------ WORKING DATA ------

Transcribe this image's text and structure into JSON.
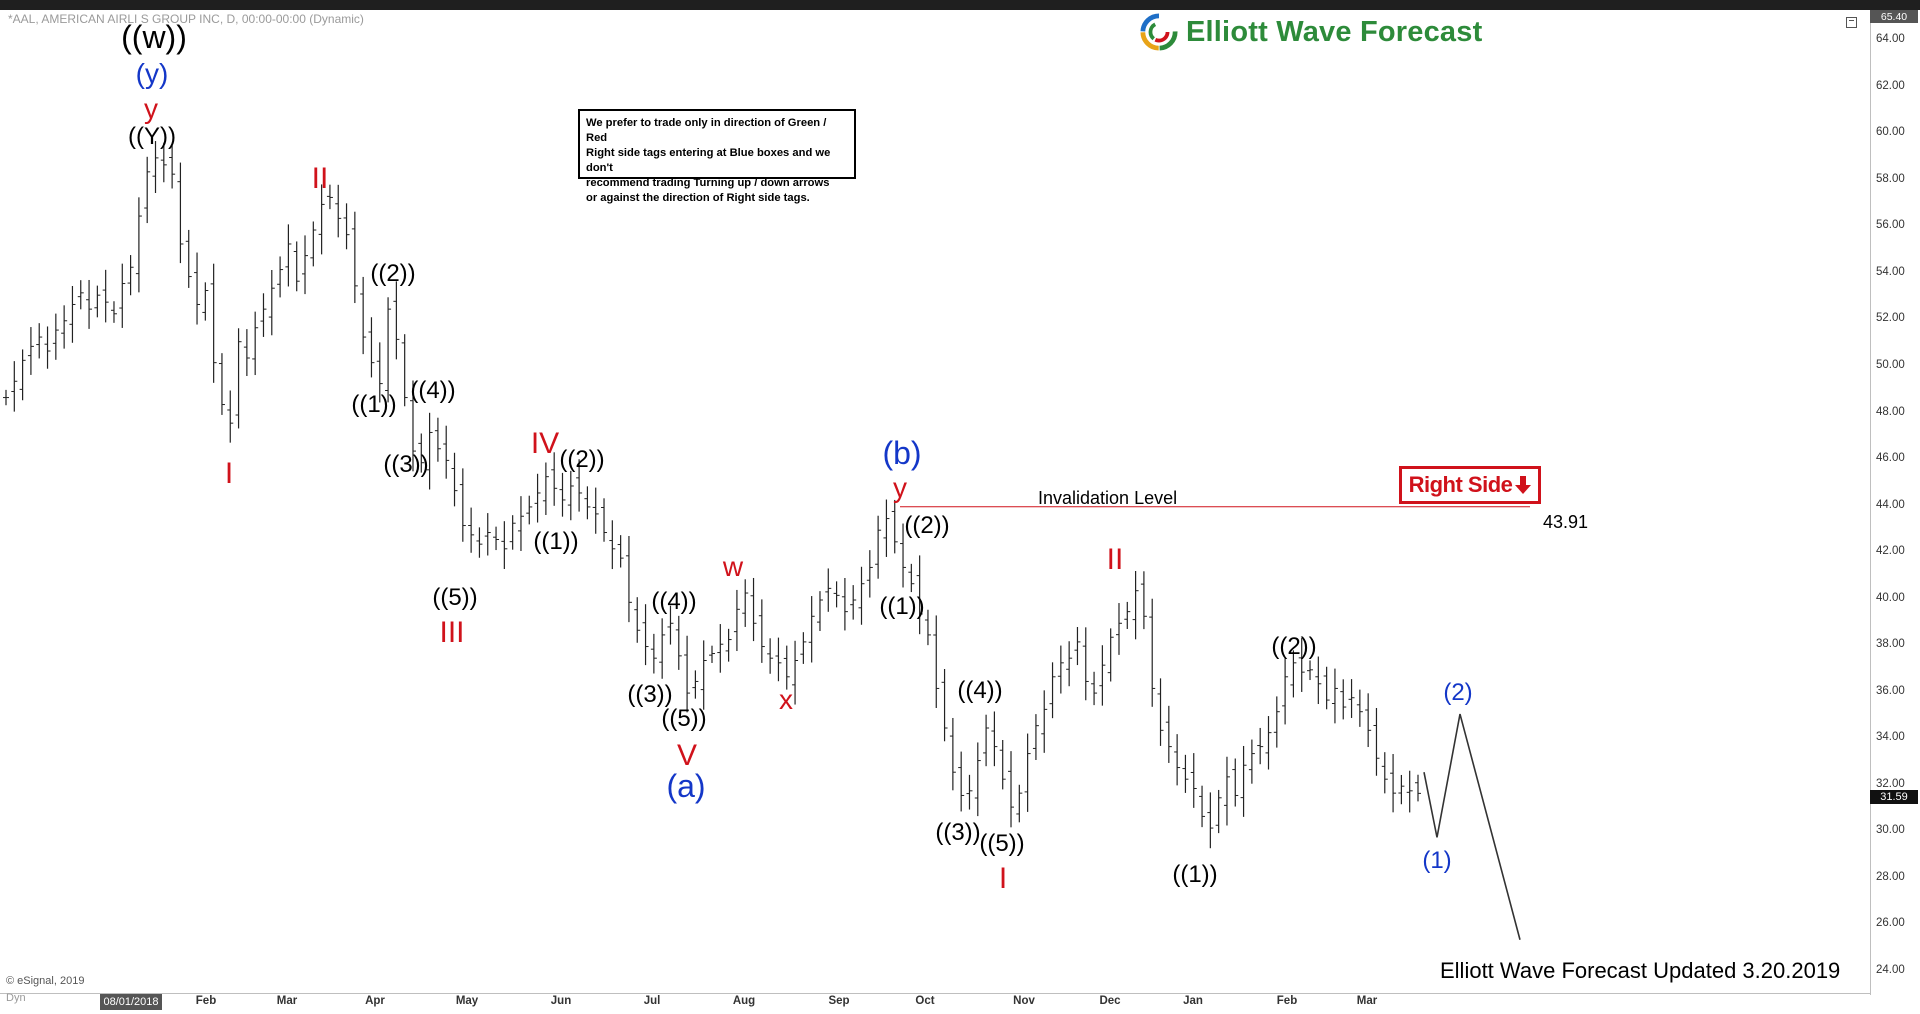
{
  "header": {
    "symbol_line": "*AAL, AMERICAN AIRLI S GROUP INC, D, 00:00-00:00 (Dynamic)",
    "brand": "Elliott Wave Forecast"
  },
  "disclaimer": {
    "lines": [
      "We prefer to trade only in direction of Green / Red",
      "Right side tags entering at Blue boxes and we don't",
      "recommend trading Turning up / down arrows",
      "or against the direction of Right side tags."
    ]
  },
  "right_side": {
    "label": "Right Side",
    "arrow": "down-arrow-icon",
    "color": "#d0121b"
  },
  "invalidation": {
    "label": "Invalidation Level",
    "value": "43.91"
  },
  "footer": {
    "updated": "Elliott Wave Forecast Updated 3.20.2019",
    "copyright": "© eSignal, 2019",
    "dyn": "Dyn"
  },
  "axis": {
    "current_price": "31.59",
    "top_price": "65.40",
    "start_date": "08/01/2018"
  },
  "colors": {
    "black": "#000000",
    "red": "#d0121b",
    "blue": "#1437c8",
    "brand_green": "#2d8b3a"
  },
  "chart_data": {
    "type": "bar",
    "subtype": "ohlc-price-chart",
    "ylim": [
      23,
      65.4
    ],
    "y_ticks": [
      24,
      26,
      28,
      30,
      32,
      34,
      36,
      38,
      40,
      42,
      44,
      46,
      48,
      50,
      52,
      54,
      56,
      58,
      60,
      62,
      64
    ],
    "x_ticks": [
      "Feb",
      "Mar",
      "Apr",
      "May",
      "Jun",
      "Jul",
      "Aug",
      "Sep",
      "Oct",
      "Nov",
      "Dec",
      "Jan",
      "Feb",
      "Mar"
    ],
    "invalidation_level": 43.91,
    "close": [
      48.6,
      49.3,
      50.2,
      50.8,
      51.2,
      50.6,
      51.5,
      51.9,
      52.6,
      53.1,
      52.4,
      53.0,
      52.7,
      52.2,
      53.5,
      54.2,
      56.4,
      58.3,
      58.9,
      58.6,
      58.2,
      55.2,
      53.8,
      52.6,
      53.2,
      50.1,
      48.3,
      47.5,
      51.0,
      50.3,
      51.6,
      52.4,
      53.3,
      54.1,
      55.2,
      53.6,
      54.7,
      55.8,
      56.9,
      57.2,
      56.3,
      55.6,
      53.4,
      51.2,
      50.1,
      49.2,
      52.4,
      51.1,
      48.6,
      46.3,
      45.8,
      47.1,
      46.4,
      45.9,
      44.6,
      43.1,
      42.7,
      42.3,
      42.8,
      42.5,
      42.1,
      43.2,
      43.5,
      43.9,
      44.5,
      45.2,
      44.7,
      44.2,
      44.8,
      44.5,
      43.9,
      43.6,
      42.8,
      42.1,
      41.7,
      39.8,
      38.6,
      37.9,
      37.4,
      38.4,
      38.9,
      37.5,
      35.9,
      36.4,
      37.3,
      37.6,
      38.0,
      38.2,
      39.5,
      40.2,
      38.9,
      37.9,
      37.4,
      37.2,
      36.6,
      37.3,
      38.1,
      39.2,
      39.9,
      40.4,
      40.1,
      39.4,
      39.9,
      40.6,
      41.3,
      42.9,
      43.4,
      42.4,
      41.3,
      40.6,
      39.3,
      38.4,
      36.1,
      34.4,
      32.5,
      31.5,
      31.7,
      33.0,
      34.4,
      33.6,
      32.2,
      31.0,
      31.6,
      33.3,
      34.5,
      35.2,
      36.6,
      37.2,
      37.4,
      38.1,
      36.4,
      35.9,
      37.1,
      38.3,
      38.9,
      39.4,
      40.3,
      39.2,
      36.1,
      34.3,
      33.6,
      32.7,
      32.2,
      31.8,
      30.6,
      30.1,
      31.4,
      32.3,
      31.5,
      32.8,
      33.3,
      33.6,
      34.2,
      35.1,
      36.6,
      37.2,
      36.8,
      36.9,
      36.3,
      35.6,
      36.1,
      35.3,
      35.7,
      35.1,
      34.3,
      33.1,
      32.2,
      31.6,
      31.9,
      31.7,
      31.59
    ],
    "wave_labels": [
      {
        "text": "((w))",
        "price": 64.1,
        "color": "black"
      },
      {
        "text": "(y)",
        "price": 62.5,
        "color": "blue"
      },
      {
        "text": "y",
        "price": 61.0,
        "color": "red"
      },
      {
        "text": "((Y))",
        "price": 59.8,
        "color": "black"
      },
      {
        "text": "I",
        "price": 45.3,
        "color": "red"
      },
      {
        "text": "II",
        "price": 58.0,
        "color": "red"
      },
      {
        "text": "((1))",
        "price": 48.3,
        "color": "black"
      },
      {
        "text": "((2))",
        "price": 53.9,
        "color": "black"
      },
      {
        "text": "((3))",
        "price": 45.7,
        "color": "black"
      },
      {
        "text": "((4))",
        "price": 48.9,
        "color": "black"
      },
      {
        "text": "((5))",
        "price": 40.0,
        "color": "black"
      },
      {
        "text": "III",
        "price": 38.5,
        "color": "red"
      },
      {
        "text": "IV",
        "price": 46.6,
        "color": "red"
      },
      {
        "text": "((2))",
        "price": 45.9,
        "color": "black"
      },
      {
        "text": "((1))",
        "price": 42.4,
        "color": "black"
      },
      {
        "text": "((4))",
        "price": 39.8,
        "color": "black"
      },
      {
        "text": "((3))",
        "price": 35.8,
        "color": "black"
      },
      {
        "text": "((5))",
        "price": 34.8,
        "color": "black"
      },
      {
        "text": "V",
        "price": 33.2,
        "color": "red"
      },
      {
        "text": "(a)",
        "price": 31.9,
        "color": "blue"
      },
      {
        "text": "w",
        "price": 41.3,
        "color": "red"
      },
      {
        "text": "x",
        "price": 35.6,
        "color": "red"
      },
      {
        "text": "(b)",
        "price": 46.2,
        "color": "blue"
      },
      {
        "text": "y",
        "price": 44.7,
        "color": "red"
      },
      {
        "text": "((2))",
        "price": 43.1,
        "color": "black"
      },
      {
        "text": "((1))",
        "price": 39.6,
        "color": "black"
      },
      {
        "text": "((4))",
        "price": 36.0,
        "color": "black"
      },
      {
        "text": "((3))",
        "price": 29.9,
        "color": "black"
      },
      {
        "text": "((5))",
        "price": 29.4,
        "color": "black"
      },
      {
        "text": "I",
        "price": 27.9,
        "color": "red"
      },
      {
        "text": "II",
        "price": 41.6,
        "color": "red"
      },
      {
        "text": "((1))",
        "price": 28.1,
        "color": "black"
      },
      {
        "text": "((2))",
        "price": 37.9,
        "color": "black"
      },
      {
        "text": "(2)",
        "price": 35.9,
        "color": "blue"
      },
      {
        "text": "(1)",
        "price": 28.7,
        "color": "blue"
      }
    ],
    "projection": [
      {
        "date": "2019-03-20",
        "price": 32.5
      },
      {
        "date": "2019-03-26",
        "price": 29.7
      },
      {
        "date": "2019-04-03",
        "price": 35.0
      },
      {
        "date": "2019-04-17",
        "price": 25.3
      }
    ]
  }
}
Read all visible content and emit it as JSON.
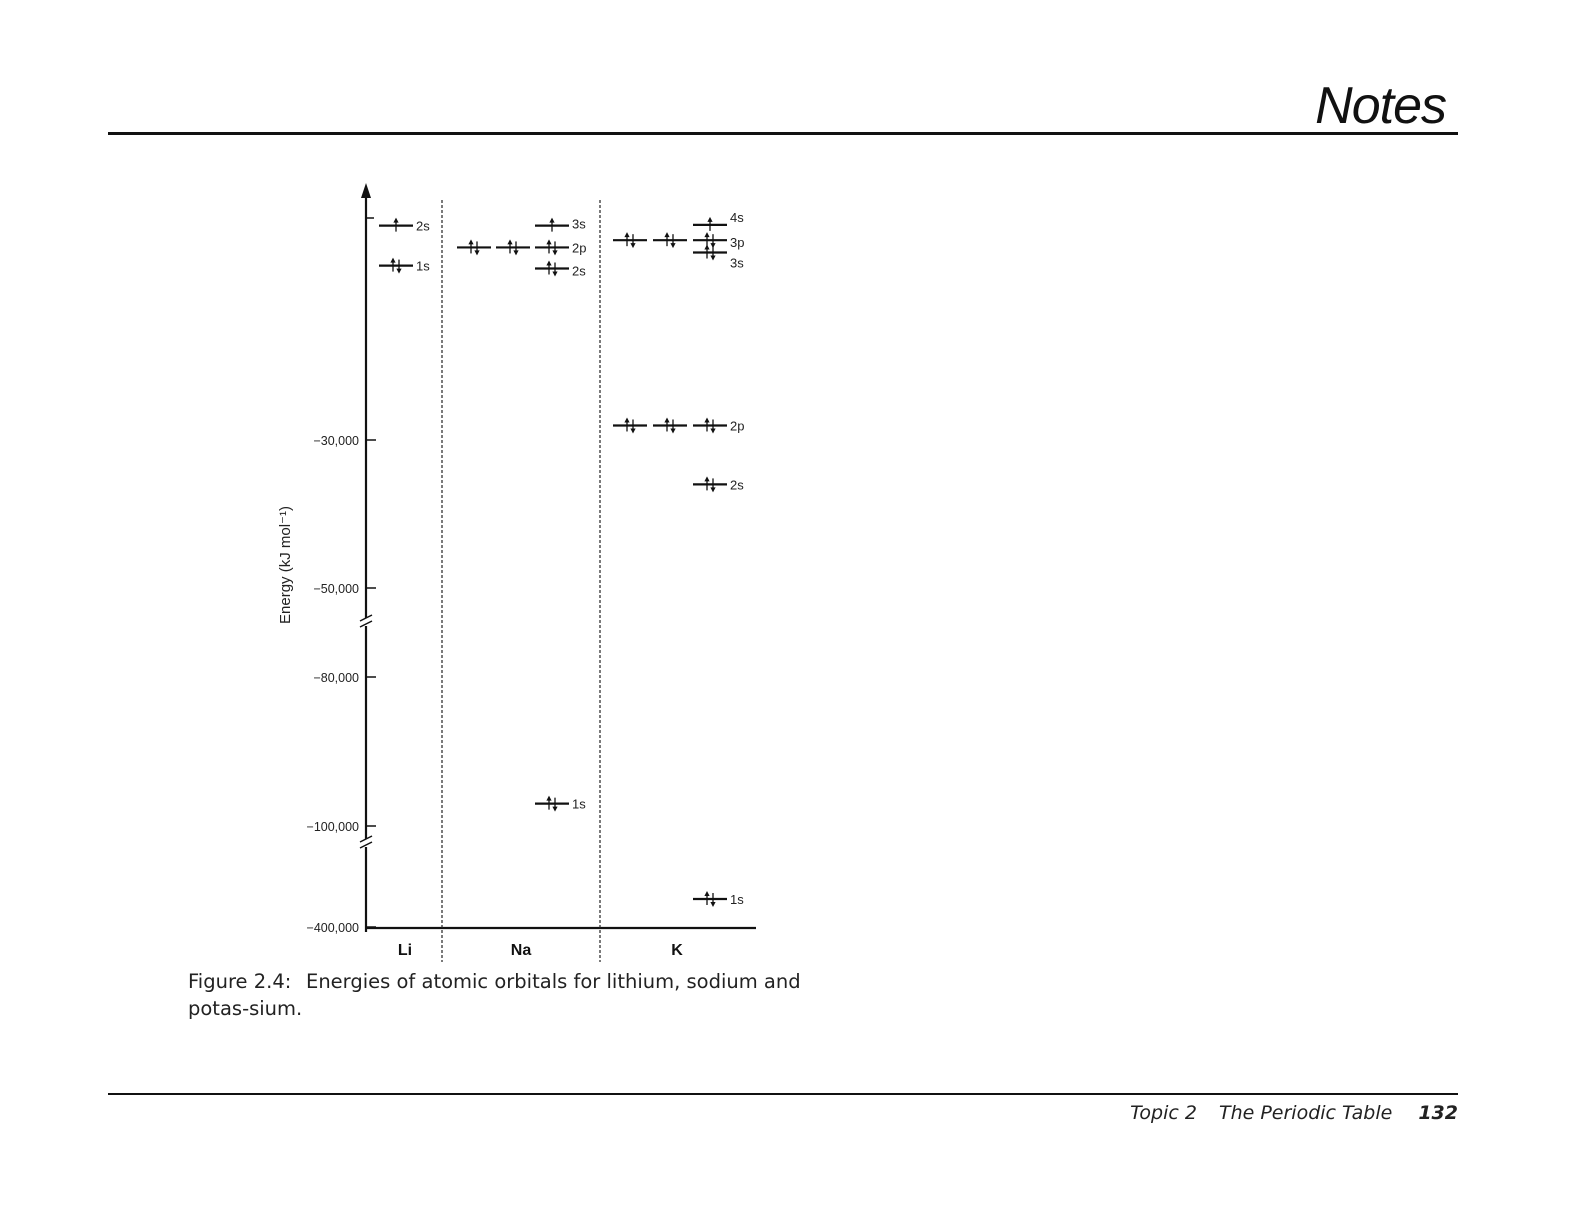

------

EXERCISE DETAILS: Repeat all of the entries word for word, but omit the pictures.

COMPLETE RESPONSE:
Transcribe this image's text and structure into JSON.
{
  "header": {
    "symbol_line": "*AAL, AMERICAN AIRLI S GROUP INC, D, 00:00-00:00 (Dynamic)",
    "brand": "Elliott Wave Forecast"
  },
  "disclaimer": {
    "lines": [
      "We prefer to trade only in direction of Green / Red",
      "Right side tags entering at Blue boxes and we don't",
      "recommend trading Turning up / down arrows",
      "or against the direction of Right side tags."
    ]
  },
  "right_side": {
    "label": "Right Side",
    "arrow": "down-arrow-icon",
    "color": "#d0121b"
  },
  "invalidation": {
    "label": "Invalidation Level",
    "value": "43.91"
  },
  "footer": {
    "updated": "Elliott Wave Forecast Updated 3.20.2019",
    "copyright": "© eSignal, 2019",
    "dyn": "Dyn"
  },
  "axis": {
    "current_price": "31.59",
    "top_price": "65.40",
    "start_date": "08/01/2018"
  },
  "colors": {
    "black": "#000000",
    "red": "#d0121b",
    "blue": "#1437c8",
    "brand_green": "#2d8b3a"
  },
  "chart_data": {
    "type": "bar",
    "subtype": "ohlc-price-chart",
    "ylim": [
      23,
      65.4
    ],
    "y_ticks": [
      24,
      26,
      28,
      30,
      32,
      34,
      36,
      38,
      40,
      42,
      44,
      46,
      48,
      50,
      52,
      54,
      56,
      58,
      60,
      62,
      64
    ],
    "x_ticks": [
      "Feb",
      "Mar",
      "Apr",
      "May",
      "Jun",
      "Jul",
      "Aug",
      "Sep",
      "Oct",
      "Nov",
      "Dec",
      "Jan",
      "Feb",
      "Mar"
    ],
    "invalidation_level": 43.91,
    "close": [
      48.6,
      49.3,
      50.2,
      50.8,
      51.2,
      50.6,
      51.5,
      51.9,
      52.6,
      53.1,
      52.4,
      53.0,
      52.7,
      52.2,
      53.5,
      54.2,
      56.4,
      58.3,
      58.9,
      58.6,
      58.2,
      55.2,
      53.8,
      52.6,
      53.2,
      50.1,
      48.3,
      47.5,
      51.0,
      50.3,
      51.6,
      52.4,
      53.3,
      54.1,
      55.2,
      53.6,
      54.7,
      55.8,
      56.9,
      57.2,
      56.3,
      55.6,
      53.4,
      51.2,
      50.1,
      49.2,
      52.4,
      51.1,
      48.6,
      46.3,
      45.8,
      47.1,
      46.4,
      45.9,
      44.6,
      43.1,
      42.7,
      42.3,
      42.8,
      42.5,
      42.1,
      43.2,
      43.5,
      43.9,
      44.5,
      45.2,
      44.7,
      44.2,
      44.8,
      44.5,
      43.9,
      43.6,
      42.8,
      42.1,
      41.7,
      39.8,
      38.6,
      37.9,
      37.4,
      38.4,
      38.9,
      37.5,
      35.9,
      36.4,
      37.3,
      37.6,
      38.0,
      38.2,
      39.5,
      40.2,
      38.9,
      37.9,
      37.4,
      37.2,
      36.6,
      37.3,
      38.1,
      39.2,
      39.9,
      40.4,
      40.1,
      39.4,
      39.9,
      40.6,
      41.3,
      42.9,
      43.4,
      42.4,
      41.3,
      40.6,
      39.3,
      38.4,
      36.1,
      34.4,
      32.5,
      31.5,
      31.7,
      33.0,
      34.4,
      33.6,
      32.2,
      31.0,
      31.6,
      33.3,
      34.5,
      35.2,
      36.6,
      37.2,
      37.4,
      38.1,
      36.4,
      35.9,
      37.1,
      38.3,
      38.9,
      39.4,
      40.3,
      39.2,
      36.1,
      34.3,
      33.6,
      32.7,
      32.2,
      31.8,
      30.6,
      30.1,
      31.4,
      32.3,
      31.5,
      32.8,
      33.3,
      33.6,
      34.2,
      35.1,
      36.6,
      37.2,
      36.8,
      36.9,
      36.3,
      35.6,
      36.1,
      35.3,
      35.7,
      35.1,
      34.3,
      33.1,
      32.2,
      31.6,
      31.9,
      31.7,
      31.59
    ],
    "wave_labels": [
      {
        "text": "((w))",
        "price": 64.1,
        "color": "black"
      },
      {
        "text": "(y)",
        "price": 62.5,
        "color": "blue"
      },
      {
        "text": "y",
        "price": 61.0,
        "color": "red"
      },
      {
        "text": "((Y))",
        "price": 59.8,
        "color": "black"
      },
      {
        "text": "I",
        "price": 45.3,
        "color": "red"
      },
      {
        "text": "II",
        "price": 58.0,
        "color": "red"
      },
      {
        "text": "((1))",
        "price": 48.3,
        "color": "black"
      },
      {
        "text": "((2))",
        "price": 53.9,
        "color": "black"
      },
      {
        "text": "((3))",
        "price": 45.7,
        "color": "black"
      },
      {
        "text": "((4))",
        "price": 48.9,
        "color": "black"
      },
      {
        "text": "((5))",
        "price": 40.0,
        "color": "black"
      },
      {
        "text": "III",
        "price": 38.5,
        "color": "red"
      },
      {
        "text": "IV",
        "price": 46.6,
        "color": "red"
      },
      {
        "text": "((2))",
        "price": 45.9,
        "color": "black"
      },
      {
        "text": "((1))",
        "price": 42.4,
        "color": "black"
      },
      {
        "text": "((4))",
        "price": 39.8,
        "color": "black"
      },
      {
        "text": "((3))",
        "price": 35.8,
        "color": "black"
      },
      {
        "text": "((5))",
        "price": 34.8,
        "color": "black"
      },
      {
        "text": "V",
        "price": 33.2,
        "color": "red"
      },
      {
        "text": "(a)",
        "price": 31.9,
        "color": "blue"
      },
      {
        "text": "w",
        "price": 41.3,
        "color": "red"
      },
      {
        "text": "x",
        "price": 35.6,
        "color": "red"
      },
      {
        "text": "(b)",
        "price": 46.2,
        "color": "blue"
      },
      {
        "text": "y",
        "price": 44.7,
        "color": "red"
      },
      {
        "text": "((2))",
        "price": 43.1,
        "color": "black"
      },
      {
        "text": "((1))",
        "price": 39.6,
        "color": "black"
      },
      {
        "text": "((4))",
        "price": 36.0,
        "color": "black"
      },
      {
        "text": "((3))",
        "price": 29.9,
        "color": "black"
      },
      {
        "text": "((5))",
        "price": 29.4,
        "color": "black"
      },
      {
        "text": "I",
        "price": 27.9,
        "color": "red"
      },
      {
        "text": "II",
        "price": 41.6,
        "color": "red"
      },
      {
        "text": "((1))",
        "price": 28.1,
        "color": "black"
      },
      {
        "text": "((2))",
        "price": 37.9,
        "color": "black"
      },
      {
        "text": "(2)",
        "price": 35.9,
        "color": "blue"
      },
      {
        "text": "(1)",
        "price": 28.7,
        "color": "blue"
      }
    ],
    "projection": [
      {
        "date": "2019-03-20",
        "price": 32.5
      },
      {
        "date": "2019-03-26",
        "price": 29.7
      },
      {
        "date": "2019-04-03",
        "price": 35.0
      },
      {
        "date": "2019-04-17",
        "price": 25.3
      }
    ]
  }
}
Read all visible content and emit it as JSON.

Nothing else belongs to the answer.